■ Listed entries

↓

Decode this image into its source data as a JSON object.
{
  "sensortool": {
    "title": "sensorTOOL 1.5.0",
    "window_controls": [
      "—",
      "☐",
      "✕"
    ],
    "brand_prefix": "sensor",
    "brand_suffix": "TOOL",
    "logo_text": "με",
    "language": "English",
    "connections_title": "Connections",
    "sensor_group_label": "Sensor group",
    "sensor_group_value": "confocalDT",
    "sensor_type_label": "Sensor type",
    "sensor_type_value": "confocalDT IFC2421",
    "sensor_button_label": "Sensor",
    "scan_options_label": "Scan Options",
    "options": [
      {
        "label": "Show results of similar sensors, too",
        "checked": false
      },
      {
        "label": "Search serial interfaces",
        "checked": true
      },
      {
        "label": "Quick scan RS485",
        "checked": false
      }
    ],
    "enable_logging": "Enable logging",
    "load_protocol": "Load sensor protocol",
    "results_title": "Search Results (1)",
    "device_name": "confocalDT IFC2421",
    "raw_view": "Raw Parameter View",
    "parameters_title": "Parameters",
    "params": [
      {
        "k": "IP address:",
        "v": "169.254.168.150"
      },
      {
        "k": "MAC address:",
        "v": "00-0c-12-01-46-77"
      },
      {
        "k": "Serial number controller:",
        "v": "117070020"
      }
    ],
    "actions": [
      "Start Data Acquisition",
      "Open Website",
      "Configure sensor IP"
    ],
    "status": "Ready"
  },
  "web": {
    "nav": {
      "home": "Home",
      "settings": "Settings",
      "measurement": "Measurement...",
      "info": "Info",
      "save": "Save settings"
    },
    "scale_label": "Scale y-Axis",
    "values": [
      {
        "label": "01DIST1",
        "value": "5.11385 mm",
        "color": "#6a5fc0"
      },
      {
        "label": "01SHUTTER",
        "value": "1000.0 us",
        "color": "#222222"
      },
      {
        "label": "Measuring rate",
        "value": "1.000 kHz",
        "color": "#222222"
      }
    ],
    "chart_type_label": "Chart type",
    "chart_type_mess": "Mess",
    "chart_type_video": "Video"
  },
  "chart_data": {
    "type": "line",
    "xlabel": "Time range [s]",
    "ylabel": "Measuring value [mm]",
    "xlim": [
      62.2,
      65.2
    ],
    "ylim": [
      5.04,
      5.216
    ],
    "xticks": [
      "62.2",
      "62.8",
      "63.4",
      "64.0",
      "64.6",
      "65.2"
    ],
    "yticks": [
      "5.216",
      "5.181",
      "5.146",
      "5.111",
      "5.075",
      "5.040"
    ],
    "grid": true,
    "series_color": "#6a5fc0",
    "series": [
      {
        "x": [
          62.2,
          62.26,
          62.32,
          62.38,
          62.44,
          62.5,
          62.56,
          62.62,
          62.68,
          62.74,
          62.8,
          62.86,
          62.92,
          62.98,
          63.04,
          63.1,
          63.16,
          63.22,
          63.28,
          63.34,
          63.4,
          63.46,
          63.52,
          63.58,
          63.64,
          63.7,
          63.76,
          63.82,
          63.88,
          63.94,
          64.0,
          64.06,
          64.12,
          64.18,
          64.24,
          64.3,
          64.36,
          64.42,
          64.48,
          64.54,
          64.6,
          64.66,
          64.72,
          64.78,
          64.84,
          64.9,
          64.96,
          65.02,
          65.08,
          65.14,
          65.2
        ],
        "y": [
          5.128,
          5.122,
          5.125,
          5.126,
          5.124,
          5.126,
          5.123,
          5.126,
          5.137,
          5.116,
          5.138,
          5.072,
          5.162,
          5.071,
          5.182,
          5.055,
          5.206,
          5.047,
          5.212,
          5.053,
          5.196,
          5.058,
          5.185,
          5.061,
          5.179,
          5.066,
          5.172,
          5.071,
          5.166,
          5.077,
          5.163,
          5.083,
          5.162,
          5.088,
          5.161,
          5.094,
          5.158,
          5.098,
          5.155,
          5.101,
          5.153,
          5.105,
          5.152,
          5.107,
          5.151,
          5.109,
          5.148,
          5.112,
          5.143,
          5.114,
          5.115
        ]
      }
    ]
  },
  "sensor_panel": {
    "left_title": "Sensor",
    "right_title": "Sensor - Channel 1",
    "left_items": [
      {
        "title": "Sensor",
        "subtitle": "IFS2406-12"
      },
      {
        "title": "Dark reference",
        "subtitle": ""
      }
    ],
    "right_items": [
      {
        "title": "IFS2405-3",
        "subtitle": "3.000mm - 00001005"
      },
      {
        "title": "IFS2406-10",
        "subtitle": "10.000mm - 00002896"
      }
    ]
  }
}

↑

■ What is required
Pick out all the lines with the word "Search" in them and copy them.

■ Result of this task
        "label": "Search serial interfaces",
    "results_title": "Search Results (1)",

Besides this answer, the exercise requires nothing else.